QUOTED PASSAGE:
#####
FIELD OF THE INVENTION
The present invention concerns a sports glove and in particular a glove for a soccer goalie.
The German Gebrauchsmuster 77 02 428 is part of the state of the art.
BACKGROUND OF THE INVENTION
The foremost purpose of a goalie glove when playing soccer is to optimize the goalie's catching effectiveness. Aside from the highest possible friction of the catching surface, the next most essential criterion for optimal catching effectiveness is high damping as the ball impacts against the palm of the glove.
For years, latex foam material has been adopted as the standard surface material for use within the palm of the goalie glove due to the high coefficient of friction relative to the balls' plastic surface as well as its high damping characteristics.
Even though the surface resistance to slippage characteristics of current foamed latex materials has been optimized using special compositions to the point where such materials are considered to be peerless to other materials, the damping characteristics offered by such prior art latex foams remains limited. Although it has been proposed to further improve the catching properties of the goalie glove through selection of a sufficiently large thickness and by adjusting a commensurate compliance of the particular latex foam being used, the end result is a material having a prohibitively lowered lifespan, which also represents the weak point of the goalie gloves used in high-performance sports.
Accordingly, damping of the latex layer forming the palm or catching surface of the goalie glove has not been significantly improved and other prior art approaches have been developed in an effort to achieve the desired result. For example, it has been proposed to place additional damping layers underneath the latex-foam layer of the glove's palm surface. It was found the catching effectiveness rises constantly as the of the damping-layer thickness increases. Simultaneously however, the handling of the glove undesirably decreases as the palm material becomes very thick.
#####
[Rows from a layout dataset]

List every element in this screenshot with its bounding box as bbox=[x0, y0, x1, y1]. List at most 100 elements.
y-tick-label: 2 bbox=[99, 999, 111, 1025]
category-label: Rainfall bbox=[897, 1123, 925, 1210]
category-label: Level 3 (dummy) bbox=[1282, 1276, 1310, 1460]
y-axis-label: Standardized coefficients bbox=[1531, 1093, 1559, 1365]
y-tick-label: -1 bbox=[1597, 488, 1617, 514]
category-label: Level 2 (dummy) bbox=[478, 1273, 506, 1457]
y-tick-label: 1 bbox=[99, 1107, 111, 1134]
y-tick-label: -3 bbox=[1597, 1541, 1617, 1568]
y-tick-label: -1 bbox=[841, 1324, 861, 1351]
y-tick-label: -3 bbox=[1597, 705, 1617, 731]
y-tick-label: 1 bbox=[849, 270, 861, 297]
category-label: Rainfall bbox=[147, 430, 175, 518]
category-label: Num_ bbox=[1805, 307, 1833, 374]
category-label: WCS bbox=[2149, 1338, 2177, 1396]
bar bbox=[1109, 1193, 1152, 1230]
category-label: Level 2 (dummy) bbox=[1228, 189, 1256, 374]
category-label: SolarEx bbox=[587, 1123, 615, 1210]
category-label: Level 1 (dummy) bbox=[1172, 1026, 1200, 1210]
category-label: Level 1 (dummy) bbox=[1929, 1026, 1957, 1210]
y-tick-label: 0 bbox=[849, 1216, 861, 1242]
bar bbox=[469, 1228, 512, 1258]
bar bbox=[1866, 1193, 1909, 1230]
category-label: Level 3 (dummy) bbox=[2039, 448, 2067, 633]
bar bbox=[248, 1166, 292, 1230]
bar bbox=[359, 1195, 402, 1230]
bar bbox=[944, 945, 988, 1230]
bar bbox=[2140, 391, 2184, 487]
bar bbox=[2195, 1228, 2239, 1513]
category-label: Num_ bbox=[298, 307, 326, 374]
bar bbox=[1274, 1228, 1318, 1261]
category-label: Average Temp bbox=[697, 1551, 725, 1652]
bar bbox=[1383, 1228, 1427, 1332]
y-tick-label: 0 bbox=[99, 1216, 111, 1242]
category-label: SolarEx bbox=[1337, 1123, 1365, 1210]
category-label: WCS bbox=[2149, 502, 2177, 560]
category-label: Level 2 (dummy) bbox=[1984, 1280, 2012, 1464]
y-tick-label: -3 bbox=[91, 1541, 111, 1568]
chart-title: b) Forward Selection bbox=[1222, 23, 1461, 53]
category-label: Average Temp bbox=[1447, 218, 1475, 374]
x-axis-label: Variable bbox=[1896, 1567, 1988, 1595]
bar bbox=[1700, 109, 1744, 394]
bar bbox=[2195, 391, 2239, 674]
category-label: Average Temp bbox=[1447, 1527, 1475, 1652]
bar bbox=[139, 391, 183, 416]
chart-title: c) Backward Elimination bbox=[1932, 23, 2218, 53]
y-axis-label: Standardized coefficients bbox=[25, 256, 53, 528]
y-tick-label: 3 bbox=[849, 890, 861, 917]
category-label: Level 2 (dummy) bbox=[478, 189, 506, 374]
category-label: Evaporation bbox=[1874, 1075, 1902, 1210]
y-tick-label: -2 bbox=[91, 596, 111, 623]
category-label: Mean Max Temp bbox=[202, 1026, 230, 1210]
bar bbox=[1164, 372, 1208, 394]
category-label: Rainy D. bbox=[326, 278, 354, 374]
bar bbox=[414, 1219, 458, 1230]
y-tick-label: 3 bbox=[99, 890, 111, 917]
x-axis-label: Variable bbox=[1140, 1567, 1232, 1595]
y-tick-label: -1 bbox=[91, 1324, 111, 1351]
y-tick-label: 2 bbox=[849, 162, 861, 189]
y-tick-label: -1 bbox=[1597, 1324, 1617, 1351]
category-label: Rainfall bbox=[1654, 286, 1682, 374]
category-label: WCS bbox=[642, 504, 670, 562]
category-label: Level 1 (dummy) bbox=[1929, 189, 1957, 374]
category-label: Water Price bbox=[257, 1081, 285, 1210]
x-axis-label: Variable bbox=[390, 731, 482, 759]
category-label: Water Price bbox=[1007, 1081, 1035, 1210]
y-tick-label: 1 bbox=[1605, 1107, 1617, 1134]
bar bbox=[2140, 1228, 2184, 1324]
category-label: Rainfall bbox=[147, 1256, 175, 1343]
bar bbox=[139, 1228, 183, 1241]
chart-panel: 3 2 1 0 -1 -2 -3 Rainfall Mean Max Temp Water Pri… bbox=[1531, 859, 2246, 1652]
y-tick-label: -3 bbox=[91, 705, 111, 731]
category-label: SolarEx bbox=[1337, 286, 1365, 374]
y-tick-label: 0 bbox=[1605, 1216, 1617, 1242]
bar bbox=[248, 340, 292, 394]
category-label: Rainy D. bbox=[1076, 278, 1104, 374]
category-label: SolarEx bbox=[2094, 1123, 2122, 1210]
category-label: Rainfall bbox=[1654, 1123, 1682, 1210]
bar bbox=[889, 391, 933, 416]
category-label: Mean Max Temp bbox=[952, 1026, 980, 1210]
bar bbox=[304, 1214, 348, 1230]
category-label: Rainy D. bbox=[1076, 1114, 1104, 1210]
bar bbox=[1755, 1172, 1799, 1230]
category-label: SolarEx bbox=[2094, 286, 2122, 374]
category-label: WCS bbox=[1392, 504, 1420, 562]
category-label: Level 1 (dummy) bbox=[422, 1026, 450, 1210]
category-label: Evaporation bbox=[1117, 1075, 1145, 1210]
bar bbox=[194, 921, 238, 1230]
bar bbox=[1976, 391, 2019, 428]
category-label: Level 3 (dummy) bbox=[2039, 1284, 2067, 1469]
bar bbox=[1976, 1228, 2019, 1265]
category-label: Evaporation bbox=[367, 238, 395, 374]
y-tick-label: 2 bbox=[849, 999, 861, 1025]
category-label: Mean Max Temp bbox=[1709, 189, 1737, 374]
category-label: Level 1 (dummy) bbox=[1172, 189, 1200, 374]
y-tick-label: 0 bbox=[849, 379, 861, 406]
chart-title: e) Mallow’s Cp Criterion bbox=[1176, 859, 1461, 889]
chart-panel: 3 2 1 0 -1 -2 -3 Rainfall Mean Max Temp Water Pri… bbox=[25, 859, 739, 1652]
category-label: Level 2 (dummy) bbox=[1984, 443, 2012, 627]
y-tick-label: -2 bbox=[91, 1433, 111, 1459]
#####
EXERCISE TASK: Decide whether each statement agrees with the goalie glove text. Give yes or no and the deciding words quoted from it. (a) Latex foam has long been the standard surface material for the palm of the goalie glove. (b) Choosing a thicker, more compliant latex foam gave a material with a longer lifespan. (c) Placing extra damping layers under the latex-foam layer improved the handling of the glove.

RESULT FOR THIS TASK:
(a) Yes: "For years, latex foam material has been adopted as the standard surface material for use within the palm of the goalie glove"
(b) No: "the end result is a material having a prohibitively lowered lifespan"
(c) No: "Simultaneously however, the handling of the glove undesirably decreases as the palm material becomes very thick."